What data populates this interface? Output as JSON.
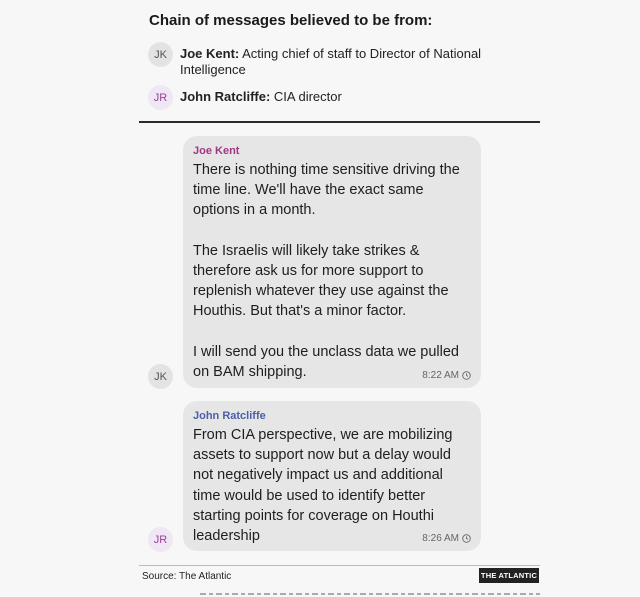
{
  "heading": "Chain of messages believed to be from:",
  "participants": [
    {
      "initials": "JK",
      "name": "Joe Kent:",
      "role": "Acting chief of staff to Director of National Intelligence"
    },
    {
      "initials": "JR",
      "name": "John Ratcliffe:",
      "role": "CIA director"
    }
  ],
  "messages": [
    {
      "sender": "Joe Kent",
      "initials": "JK",
      "text": "There is nothing time sensitive driving the time line. We'll have the exact same options in a month.\n\nThe Israelis will likely take strikes & therefore ask us for more support to replenish whatever they use against the Houthis. But that's a minor factor.\n\nI will send you the unclass data we pulled on BAM shipping.",
      "time": "8:22 AM"
    },
    {
      "sender": "John Ratcliffe",
      "initials": "JR",
      "text": "From CIA perspective, we are mobilizing assets to support now but a delay would not negatively impact us and additional time would be used to identify better starting points for coverage on Houthi leadership",
      "time": "8:26 AM"
    }
  ],
  "footer": {
    "source": "Source: The Atlantic",
    "logo": "THE ATLANTIC"
  },
  "icons": [
    "clock-icon"
  ]
}
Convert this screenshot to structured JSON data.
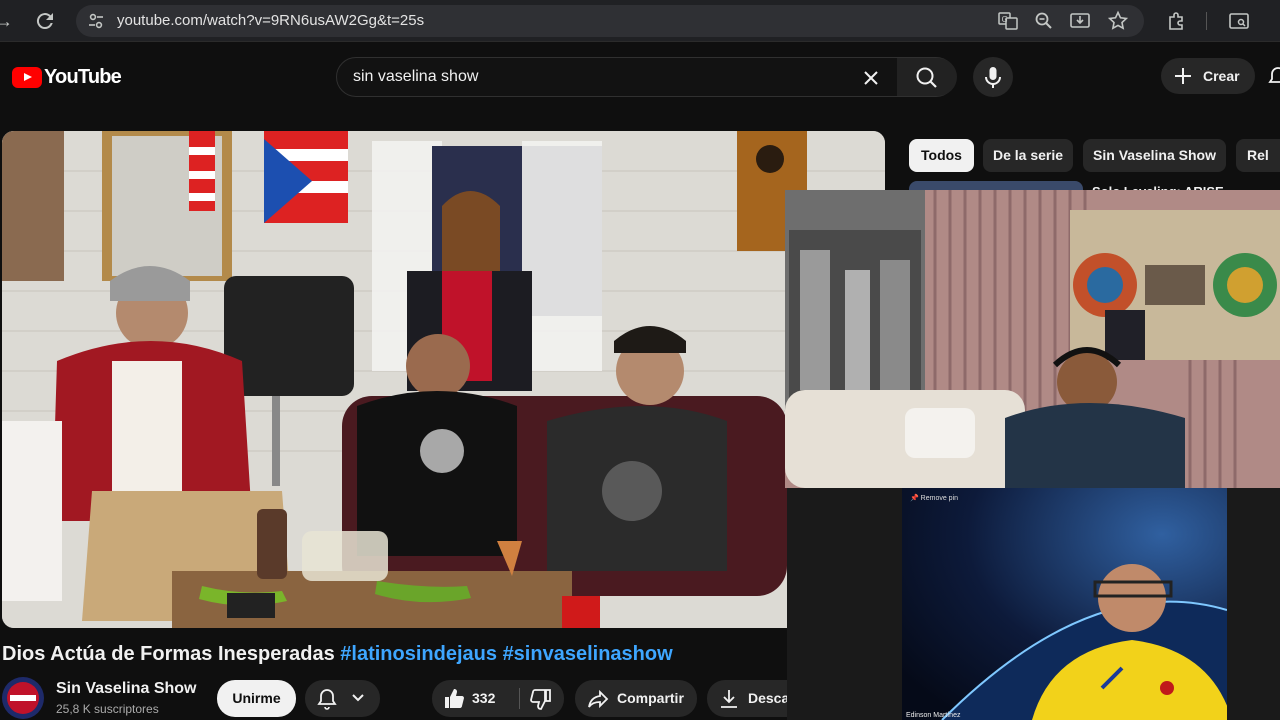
{
  "browser": {
    "url": "youtube.com/watch?v=9RN6usAW2Gg&t=25s"
  },
  "header": {
    "logo_text": "YouTube",
    "search_value": "sin vaselina show",
    "create_label": "Crear"
  },
  "chips": [
    "Todos",
    "De la serie",
    "Sin Vaselina Show",
    "Rel"
  ],
  "video": {
    "title_main": "Dios Actúa de Formas Inesperadas",
    "hashtag1": "#latinosindejaus",
    "hashtag2": "#sinvaselinashow"
  },
  "channel": {
    "name": "Sin Vaselina Show",
    "subscribers": "25,8 K suscriptores",
    "join_label": "Unirme"
  },
  "actions": {
    "likes": "332",
    "share_label": "Compartir",
    "download_label": "Descargar"
  },
  "overlay": {
    "remove_pin": "Remove pin",
    "participant_name": "Edinson Martínez",
    "sidebar_peek": "Solo Leveling: ARISE"
  },
  "colors": {
    "background": "#0f0f0f",
    "brand_red": "#ff0000",
    "hashtag_blue": "#3ea6ff",
    "chip_bg": "#272727"
  }
}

- - -

▸ **Stated goal**:
Transcribe the whole listing, character for character, but not its images.

▸ **Answer for this exercise**:
What data populates this interface? Output as JSON.
{
  "heading": "Chain of messages believed to be from:",
  "participants": [
    {
      "initials": "JK",
      "name": "Joe Kent:",
      "role": "Acting chief of staff to Director of National Intelligence"
    },
    {
      "initials": "JR",
      "name": "John Ratcliffe:",
      "role": "CIA director"
    }
  ],
  "messages": [
    {
      "sender": "Joe Kent",
      "initials": "JK",
      "text": "There is nothing time sensitive driving the time line. We'll have the exact same options in a month.\n\nThe Israelis will likely take strikes & therefore ask us for more support to replenish whatever they use against the Houthis. But that's a minor factor.\n\nI will send you the unclass data we pulled on BAM shipping.",
      "time": "8:22 AM"
    },
    {
      "sender": "John Ratcliffe",
      "initials": "JR",
      "text": "From CIA perspective, we are mobilizing assets to support now but a delay would not negatively impact us and additional time would be used to identify better starting points for coverage on Houthi leadership",
      "time": "8:26 AM"
    }
  ],
  "footer": {
    "source": "Source: The Atlantic",
    "logo": "THE ATLANTIC"
  },
  "icons": [
    "clock-icon"
  ]
}
Convert this screenshot to structured JSON data.
{
  "browser": {
    "url": "youtube.com/watch?v=9RN6usAW2Gg&t=25s"
  },
  "header": {
    "logo_text": "YouTube",
    "search_value": "sin vaselina show",
    "create_label": "Crear"
  },
  "chips": [
    "Todos",
    "De la serie",
    "Sin Vaselina Show",
    "Rel"
  ],
  "video": {
    "title_main": "Dios Actúa de Formas Inesperadas",
    "hashtag1": "#latinosindejaus",
    "hashtag2": "#sinvaselinashow"
  },
  "channel": {
    "name": "Sin Vaselina Show",
    "subscribers": "25,8 K suscriptores",
    "join_label": "Unirme"
  },
  "actions": {
    "likes": "332",
    "share_label": "Compartir",
    "download_label": "Descargar"
  },
  "overlay": {
    "remove_pin": "Remove pin",
    "participant_name": "Edinson Martínez",
    "sidebar_peek": "Solo Leveling: ARISE"
  },
  "colors": {
    "background": "#0f0f0f",
    "brand_red": "#ff0000",
    "hashtag_blue": "#3ea6ff",
    "chip_bg": "#272727"
  }
}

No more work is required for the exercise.